[Recorded data]
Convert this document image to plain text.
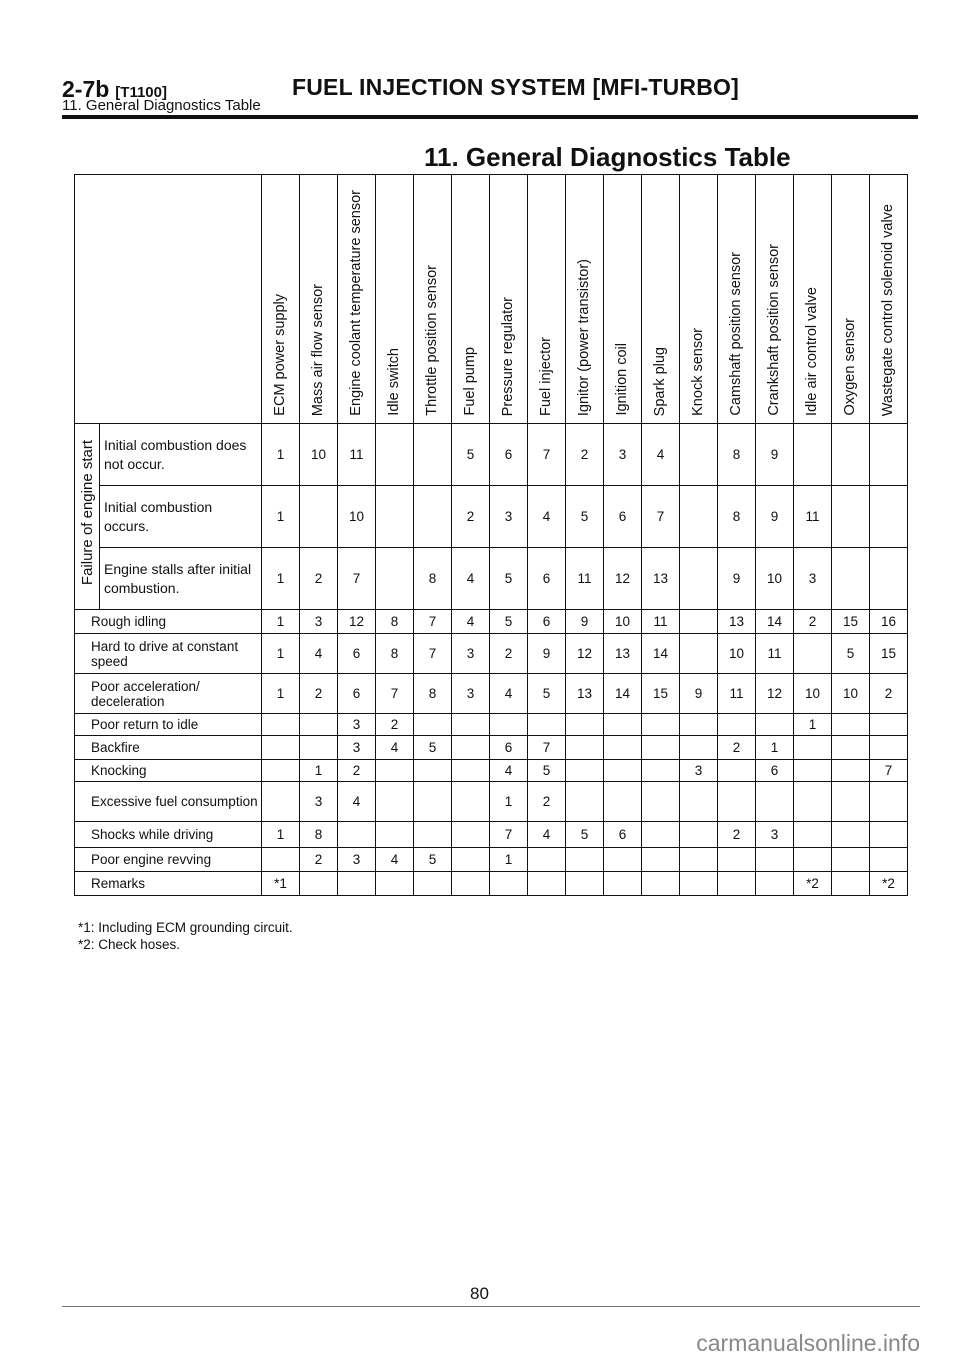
2-7b [T1100]	FUEL INJECTION SYSTEM [MFI-TURBO]
11. General Diagnostics Table
11. General Diagnostics Table
		ECM power supply	Mass air flow sensor	Engine coolant temperature sensor	Idle switch	Throttle position sensor	Fuel pump	Pressure regulator	Fuel injector	Ignitor (power transistor)	Ignition coil	Spark plug	Knock sensor	Camshaft position sensor	Crankshaft position sensor	Idle air control valve	Oxygen sensor	Wastegate control solenoid valve
Failure of engine start	Initial combustion does not occur.	1	10	11			5	6	7	2	3	4		8	9			
	Initial combustion occurs.	1		10			2	3	4	5	6	7		8	9	11		
	Engine stalls after initial combustion.	1	2	7		8	4	5	6	11	12	13		9	10	3		
Rough idling		1	3	12	8	7	4	5	6	9	10	11		13	14	2	15	16
Hard to drive at constant speed		1	4	6	8	7	3	2	9	12	13	14		10	11		5	15
Poor acceleration/ deceleration		1	2	6	7	8	3	4	5	13	14	15	9	11	12	10	10	2
Poor return to idle				3	2											1		
Backfire				3	4	5		6	7					2	1			
Knocking			1	2				4	5				3		6			7
Excessive fuel consumption			3	4				1	2									
Shocks while driving		1	8					7	4	5	6			2	3			
Poor engine revving			2	3	4	5		1										
Remarks		*1														*2		*2
*1: Including ECM grounding circuit.
*2: Check hoses.
80
carmanualsonline.info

▶ [EXERCISE GOAL]:
Produce an exact copy of each line of data, skipping embedded images.

▶ [RESULT OF THIS TASK]:
Convert this document image to plain text.
2-7b [T1100]	FUEL INJECTION SYSTEM [MFI-TURBO]
11. General Diagnostics Table
11. General Diagnostics Table
		ECM power supply	Mass air flow sensor	Engine coolant temperature sensor	Idle switch	Throttle position sensor	Fuel pump	Pressure regulator	Fuel injector	Ignitor (power transistor)	Ignition coil	Spark plug	Knock sensor	Camshaft position sensor	Crankshaft position sensor	Idle air control valve	Oxygen sensor	Wastegate control solenoid valve
Failure of engine start	Initial combustion does not occur.	1	10	11			5	6	7	2	3	4		8	9			
	Initial combustion occurs.	1		10			2	3	4	5	6	7		8	9	11		
	Engine stalls after initial combustion.	1	2	7		8	4	5	6	11	12	13		9	10	3		
Rough idling		1	3	12	8	7	4	5	6	9	10	11		13	14	2	15	16
Hard to drive at constant speed		1	4	6	8	7	3	2	9	12	13	14		10	11		5	15
Poor acceleration/ deceleration		1	2	6	7	8	3	4	5	13	14	15	9	11	12	10	10	2
Poor return to idle				3	2											1		
Backfire				3	4	5		6	7					2	1			
Knocking			1	2				4	5				3		6			7
Excessive fuel consumption			3	4				1	2									
Shocks while driving		1	8					7	4	5	6			2	3			
Poor engine revving			2	3	4	5		1										
Remarks		*1														*2		*2
*1: Including ECM grounding circuit.
*2: Check hoses.
80
carmanualsonline.info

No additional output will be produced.